Records about charts and figures
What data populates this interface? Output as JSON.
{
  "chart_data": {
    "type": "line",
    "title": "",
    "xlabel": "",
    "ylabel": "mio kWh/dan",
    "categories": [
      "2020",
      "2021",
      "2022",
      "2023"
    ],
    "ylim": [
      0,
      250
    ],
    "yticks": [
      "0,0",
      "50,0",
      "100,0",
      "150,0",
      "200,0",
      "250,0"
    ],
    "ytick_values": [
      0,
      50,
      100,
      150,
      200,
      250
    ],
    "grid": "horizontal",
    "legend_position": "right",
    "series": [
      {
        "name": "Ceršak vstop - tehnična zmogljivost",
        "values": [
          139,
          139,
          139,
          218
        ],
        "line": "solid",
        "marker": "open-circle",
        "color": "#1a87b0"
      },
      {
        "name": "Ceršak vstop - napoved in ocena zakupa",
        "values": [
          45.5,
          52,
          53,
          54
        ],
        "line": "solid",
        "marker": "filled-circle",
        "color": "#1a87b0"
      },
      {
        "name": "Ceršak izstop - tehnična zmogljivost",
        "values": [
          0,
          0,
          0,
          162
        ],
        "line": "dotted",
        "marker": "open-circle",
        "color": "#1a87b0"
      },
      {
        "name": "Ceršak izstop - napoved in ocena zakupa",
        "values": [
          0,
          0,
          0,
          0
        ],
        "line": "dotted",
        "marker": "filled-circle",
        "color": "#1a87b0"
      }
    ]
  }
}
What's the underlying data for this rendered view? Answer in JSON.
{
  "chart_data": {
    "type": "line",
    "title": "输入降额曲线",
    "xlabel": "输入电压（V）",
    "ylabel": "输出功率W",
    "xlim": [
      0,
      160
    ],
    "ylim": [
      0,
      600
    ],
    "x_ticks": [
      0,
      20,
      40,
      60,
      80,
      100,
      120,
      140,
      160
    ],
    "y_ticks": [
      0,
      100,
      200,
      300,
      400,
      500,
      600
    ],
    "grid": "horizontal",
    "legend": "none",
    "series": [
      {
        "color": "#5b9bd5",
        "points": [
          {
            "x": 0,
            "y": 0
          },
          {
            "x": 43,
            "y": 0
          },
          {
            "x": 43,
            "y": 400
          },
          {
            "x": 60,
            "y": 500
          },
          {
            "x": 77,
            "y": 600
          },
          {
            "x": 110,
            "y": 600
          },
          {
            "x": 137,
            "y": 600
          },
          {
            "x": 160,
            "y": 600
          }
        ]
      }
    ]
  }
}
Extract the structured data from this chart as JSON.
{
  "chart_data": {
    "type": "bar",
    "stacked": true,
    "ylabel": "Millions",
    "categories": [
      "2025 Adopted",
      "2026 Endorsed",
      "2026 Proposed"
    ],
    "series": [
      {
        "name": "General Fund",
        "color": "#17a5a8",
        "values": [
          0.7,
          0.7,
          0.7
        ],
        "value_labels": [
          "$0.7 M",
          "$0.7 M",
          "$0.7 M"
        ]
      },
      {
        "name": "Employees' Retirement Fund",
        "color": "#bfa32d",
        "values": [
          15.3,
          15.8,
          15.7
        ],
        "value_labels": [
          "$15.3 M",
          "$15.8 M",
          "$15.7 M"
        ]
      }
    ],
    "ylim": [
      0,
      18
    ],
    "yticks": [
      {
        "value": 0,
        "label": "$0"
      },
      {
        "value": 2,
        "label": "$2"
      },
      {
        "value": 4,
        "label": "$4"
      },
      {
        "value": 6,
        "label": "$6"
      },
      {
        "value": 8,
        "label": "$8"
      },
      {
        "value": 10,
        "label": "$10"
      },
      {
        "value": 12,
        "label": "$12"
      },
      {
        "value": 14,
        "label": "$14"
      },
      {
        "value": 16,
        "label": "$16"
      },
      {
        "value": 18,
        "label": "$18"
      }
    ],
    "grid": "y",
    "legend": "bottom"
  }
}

# [What is being asked]
Give the count of lines holding the word "this", with no other words.

# [Answer for the task]
3